Aim - Return every one of the records below word for word, omitting the pictures.

Source data -

------

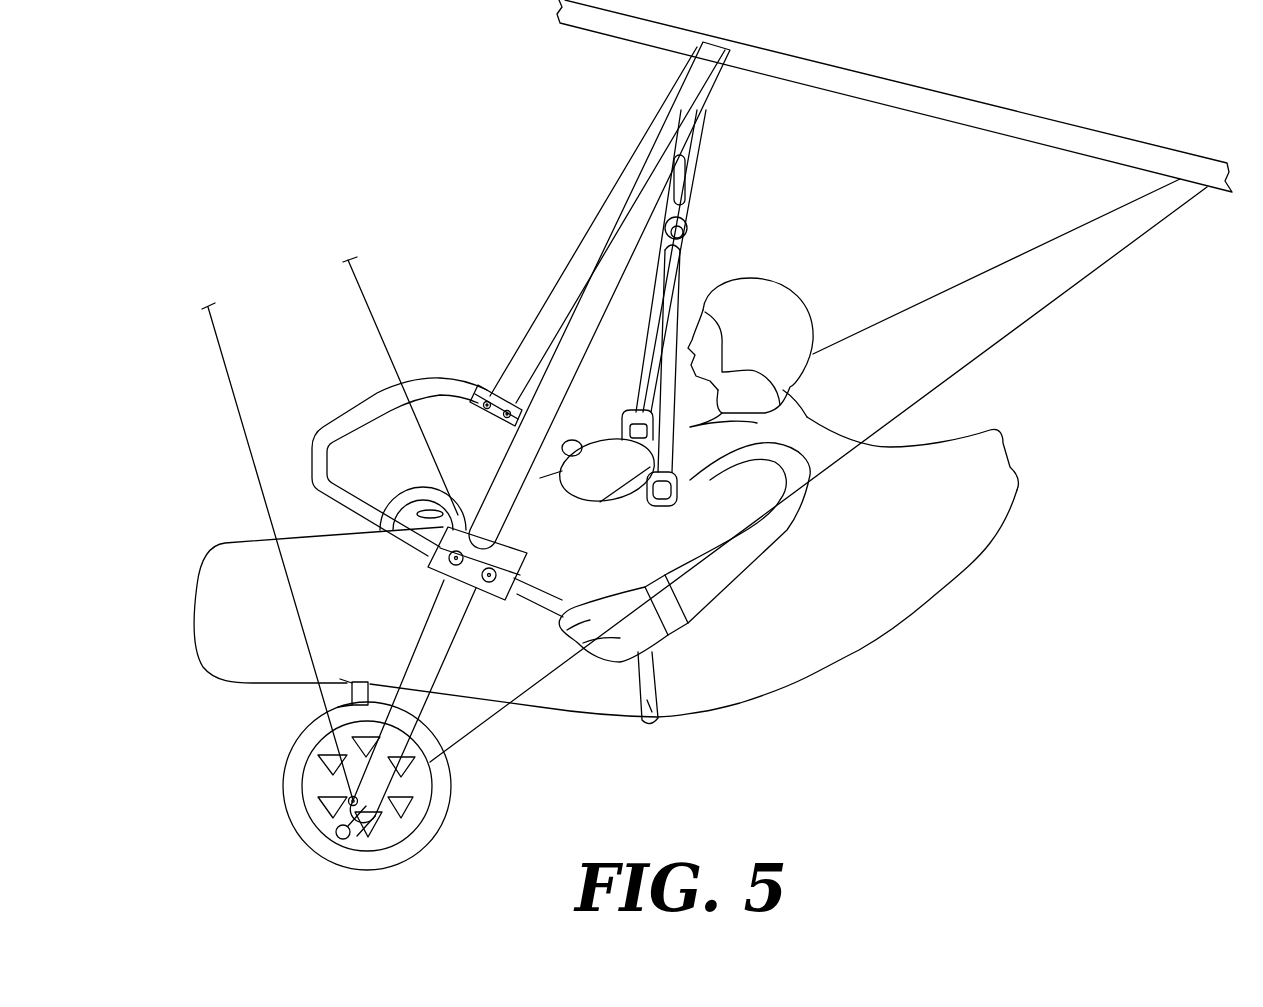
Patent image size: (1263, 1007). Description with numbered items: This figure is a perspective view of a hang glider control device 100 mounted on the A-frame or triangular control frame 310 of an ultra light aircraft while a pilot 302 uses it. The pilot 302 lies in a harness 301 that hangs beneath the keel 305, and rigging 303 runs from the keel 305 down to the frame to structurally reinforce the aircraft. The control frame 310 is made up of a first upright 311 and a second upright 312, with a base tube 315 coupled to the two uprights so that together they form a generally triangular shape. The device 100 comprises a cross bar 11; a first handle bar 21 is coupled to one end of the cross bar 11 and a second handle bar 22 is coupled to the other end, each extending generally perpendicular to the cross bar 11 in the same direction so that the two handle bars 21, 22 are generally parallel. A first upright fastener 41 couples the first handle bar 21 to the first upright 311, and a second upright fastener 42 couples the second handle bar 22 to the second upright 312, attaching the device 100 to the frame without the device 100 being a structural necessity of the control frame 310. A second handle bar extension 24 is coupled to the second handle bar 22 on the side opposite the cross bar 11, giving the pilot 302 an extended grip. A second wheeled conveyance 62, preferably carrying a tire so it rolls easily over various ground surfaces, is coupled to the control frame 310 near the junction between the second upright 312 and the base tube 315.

The hang glider control device 100 is at (322, 270).
The cross bar 11 is at (360, 418).
The first handle bar 21 is at (557, 440).
The second handle bar 22 is at (393, 543).
The second handle bar extension 24 is at (657, 717).
The first upright fastener 41 is at (480, 386).
The second upright fastener 42 is at (440, 575).
The second wheeled conveyance 62 is at (425, 820).
The harness 301 is at (832, 610).
The pilot 302 is at (762, 325).
The rigging 303 is at (223, 370).
The keel 305 is at (927, 102).
The control frame 310 is at (598, 160).
The first upright 311 is at (547, 330).
The second upright 312 is at (603, 287).
The base tube 315 is at (330, 681).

------

Result of this task -
Patent image size: (1263, 1007). Description with numbered items: This figure is a perspective view of a hang glider control device 100 mounted on the A-frame or triangular control frame 310 of an ultra light aircraft while a pilot 302 uses it. The pilot 302 lies in a harness 301 that hangs beneath the keel 305, and rigging 303 runs from the keel 305 down to the frame to structurally reinforce the aircraft. The control frame 310 is made up of a first upright 311 and a second upright 312, with a base tube 315 coupled to the two uprights so that together they form a generally triangular shape. The device 100 comprises a cross bar 11; a first handle bar 21 is coupled to one end of the cross bar 11 and a second handle bar 22 is coupled to the other end, each extending generally perpendicular to the cross bar 11 in the same direction so that the two handle bars 21, 22 are generally parallel. A first upright fastener 41 couples the first handle bar 21 to the first upright 311, and a second upright fastener 42 couples the second handle bar 22 to the second upright 312, attaching the device 100 to the frame without the device 100 being a structural necessity of the control frame 310. A second handle bar extension 24 is coupled to the second handle bar 22 on the side opposite the cross bar 11, giving the pilot 302 an extended grip. A second wheeled conveyance 62, preferably carrying a tire so it rolls easily over various ground surfaces, is coupled to the control frame 310 near the junction between the second upright 312 and the base tube 315.

The hang glider control device 100 is at (322, 270).
The cross bar 11 is at (360, 418).
The first handle bar 21 is at (557, 440).
The second handle bar 22 is at (393, 543).
The second handle bar extension 24 is at (657, 717).
The first upright fastener 41 is at (480, 386).
The second upright fastener 42 is at (440, 575).
The second wheeled conveyance 62 is at (425, 820).
The harness 301 is at (832, 610).
The pilot 302 is at (762, 325).
The rigging 303 is at (223, 370).
The keel 305 is at (927, 102).
The control frame 310 is at (598, 160).
The first upright 311 is at (547, 330).
The second upright 312 is at (603, 287).
The base tube 315 is at (330, 681).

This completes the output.